■ **THE REQUEST**: Gather each line of the records where "Pagamenti" appears.

■ **SUPPLIED MATERIAL**:
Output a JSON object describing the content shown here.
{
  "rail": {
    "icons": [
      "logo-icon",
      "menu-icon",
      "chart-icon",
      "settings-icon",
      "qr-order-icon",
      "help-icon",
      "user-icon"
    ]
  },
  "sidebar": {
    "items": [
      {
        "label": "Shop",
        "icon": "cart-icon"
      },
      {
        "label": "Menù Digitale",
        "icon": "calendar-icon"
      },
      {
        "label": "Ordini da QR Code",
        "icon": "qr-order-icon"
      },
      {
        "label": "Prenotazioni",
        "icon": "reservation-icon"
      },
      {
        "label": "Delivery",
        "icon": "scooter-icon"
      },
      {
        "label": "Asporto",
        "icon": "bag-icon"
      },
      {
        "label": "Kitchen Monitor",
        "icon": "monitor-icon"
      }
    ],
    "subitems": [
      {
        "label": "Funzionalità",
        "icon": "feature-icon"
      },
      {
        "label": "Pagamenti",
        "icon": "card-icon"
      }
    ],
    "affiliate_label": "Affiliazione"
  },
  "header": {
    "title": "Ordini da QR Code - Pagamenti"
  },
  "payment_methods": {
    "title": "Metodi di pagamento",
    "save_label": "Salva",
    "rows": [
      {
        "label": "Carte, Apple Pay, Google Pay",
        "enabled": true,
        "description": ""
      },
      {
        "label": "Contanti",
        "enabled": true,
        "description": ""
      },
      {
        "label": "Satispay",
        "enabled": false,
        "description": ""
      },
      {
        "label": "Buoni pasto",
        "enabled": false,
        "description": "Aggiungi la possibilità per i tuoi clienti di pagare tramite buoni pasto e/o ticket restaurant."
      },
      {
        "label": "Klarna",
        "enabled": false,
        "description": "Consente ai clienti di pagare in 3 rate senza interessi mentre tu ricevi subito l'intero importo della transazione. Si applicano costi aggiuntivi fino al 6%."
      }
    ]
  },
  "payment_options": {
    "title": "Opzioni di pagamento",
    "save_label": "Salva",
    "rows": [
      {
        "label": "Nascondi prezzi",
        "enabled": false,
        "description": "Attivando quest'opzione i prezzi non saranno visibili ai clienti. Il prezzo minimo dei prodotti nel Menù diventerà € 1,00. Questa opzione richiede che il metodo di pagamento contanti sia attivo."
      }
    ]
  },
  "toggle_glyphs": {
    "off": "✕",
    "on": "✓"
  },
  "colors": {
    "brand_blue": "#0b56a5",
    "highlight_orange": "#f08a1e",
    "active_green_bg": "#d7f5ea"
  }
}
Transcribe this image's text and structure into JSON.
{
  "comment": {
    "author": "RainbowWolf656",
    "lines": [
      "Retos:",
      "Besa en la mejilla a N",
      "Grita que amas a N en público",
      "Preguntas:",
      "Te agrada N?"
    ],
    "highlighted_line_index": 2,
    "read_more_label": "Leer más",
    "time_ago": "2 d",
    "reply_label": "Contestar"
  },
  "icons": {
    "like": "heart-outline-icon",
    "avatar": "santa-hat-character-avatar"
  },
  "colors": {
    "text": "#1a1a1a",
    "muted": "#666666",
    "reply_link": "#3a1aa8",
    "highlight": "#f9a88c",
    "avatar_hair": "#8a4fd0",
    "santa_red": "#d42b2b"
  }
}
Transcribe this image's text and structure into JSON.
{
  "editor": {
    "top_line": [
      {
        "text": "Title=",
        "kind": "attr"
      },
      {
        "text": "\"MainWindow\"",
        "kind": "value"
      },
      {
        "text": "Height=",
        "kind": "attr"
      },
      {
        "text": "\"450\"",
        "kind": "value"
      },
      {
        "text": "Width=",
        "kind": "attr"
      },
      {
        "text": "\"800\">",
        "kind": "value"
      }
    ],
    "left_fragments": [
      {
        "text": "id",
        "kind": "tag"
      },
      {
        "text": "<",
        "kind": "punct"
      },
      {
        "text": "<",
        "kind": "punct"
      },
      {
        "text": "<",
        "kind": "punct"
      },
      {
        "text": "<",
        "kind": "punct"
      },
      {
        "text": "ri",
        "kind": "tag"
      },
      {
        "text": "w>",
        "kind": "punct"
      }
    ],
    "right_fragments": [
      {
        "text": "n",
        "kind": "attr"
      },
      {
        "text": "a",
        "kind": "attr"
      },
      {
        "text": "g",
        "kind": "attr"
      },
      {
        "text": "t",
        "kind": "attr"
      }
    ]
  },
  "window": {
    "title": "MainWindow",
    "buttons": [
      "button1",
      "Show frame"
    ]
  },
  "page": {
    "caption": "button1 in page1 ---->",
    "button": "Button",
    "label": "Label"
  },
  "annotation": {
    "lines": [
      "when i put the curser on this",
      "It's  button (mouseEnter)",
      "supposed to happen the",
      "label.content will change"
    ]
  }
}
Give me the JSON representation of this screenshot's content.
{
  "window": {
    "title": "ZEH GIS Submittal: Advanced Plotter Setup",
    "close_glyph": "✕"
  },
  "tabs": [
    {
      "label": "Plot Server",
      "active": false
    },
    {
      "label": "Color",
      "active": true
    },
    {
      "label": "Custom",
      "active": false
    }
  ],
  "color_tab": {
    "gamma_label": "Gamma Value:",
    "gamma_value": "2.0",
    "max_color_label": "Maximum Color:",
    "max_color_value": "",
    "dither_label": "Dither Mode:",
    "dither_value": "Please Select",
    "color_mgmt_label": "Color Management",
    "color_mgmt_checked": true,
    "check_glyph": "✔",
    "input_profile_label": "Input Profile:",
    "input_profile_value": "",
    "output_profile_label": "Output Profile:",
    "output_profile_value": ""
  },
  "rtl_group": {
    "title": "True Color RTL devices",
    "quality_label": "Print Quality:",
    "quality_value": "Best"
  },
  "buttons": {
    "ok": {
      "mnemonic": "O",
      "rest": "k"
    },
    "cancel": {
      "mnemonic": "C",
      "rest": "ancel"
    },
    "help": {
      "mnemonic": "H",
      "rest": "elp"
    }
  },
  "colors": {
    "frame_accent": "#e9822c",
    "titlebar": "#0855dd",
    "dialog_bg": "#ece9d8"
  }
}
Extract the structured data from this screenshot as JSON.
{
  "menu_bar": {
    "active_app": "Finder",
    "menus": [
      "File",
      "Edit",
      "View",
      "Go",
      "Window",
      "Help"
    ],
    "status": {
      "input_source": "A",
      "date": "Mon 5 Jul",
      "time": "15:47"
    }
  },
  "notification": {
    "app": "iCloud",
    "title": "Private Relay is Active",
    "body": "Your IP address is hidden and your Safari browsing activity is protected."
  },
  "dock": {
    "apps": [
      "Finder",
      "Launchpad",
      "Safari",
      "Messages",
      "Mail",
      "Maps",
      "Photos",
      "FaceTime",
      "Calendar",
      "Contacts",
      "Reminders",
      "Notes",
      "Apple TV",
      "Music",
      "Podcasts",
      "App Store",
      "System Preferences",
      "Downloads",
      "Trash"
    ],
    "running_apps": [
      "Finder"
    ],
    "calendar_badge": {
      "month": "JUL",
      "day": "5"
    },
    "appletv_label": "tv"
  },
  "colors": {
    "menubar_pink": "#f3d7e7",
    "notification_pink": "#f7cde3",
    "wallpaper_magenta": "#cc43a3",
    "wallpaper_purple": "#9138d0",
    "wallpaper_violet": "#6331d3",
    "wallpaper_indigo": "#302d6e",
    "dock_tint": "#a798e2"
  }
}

■ **REPLY TO THE EXERCISE**:
        "label": "Pagamenti",
    "title": "Ordini da QR Code - Pagamenti"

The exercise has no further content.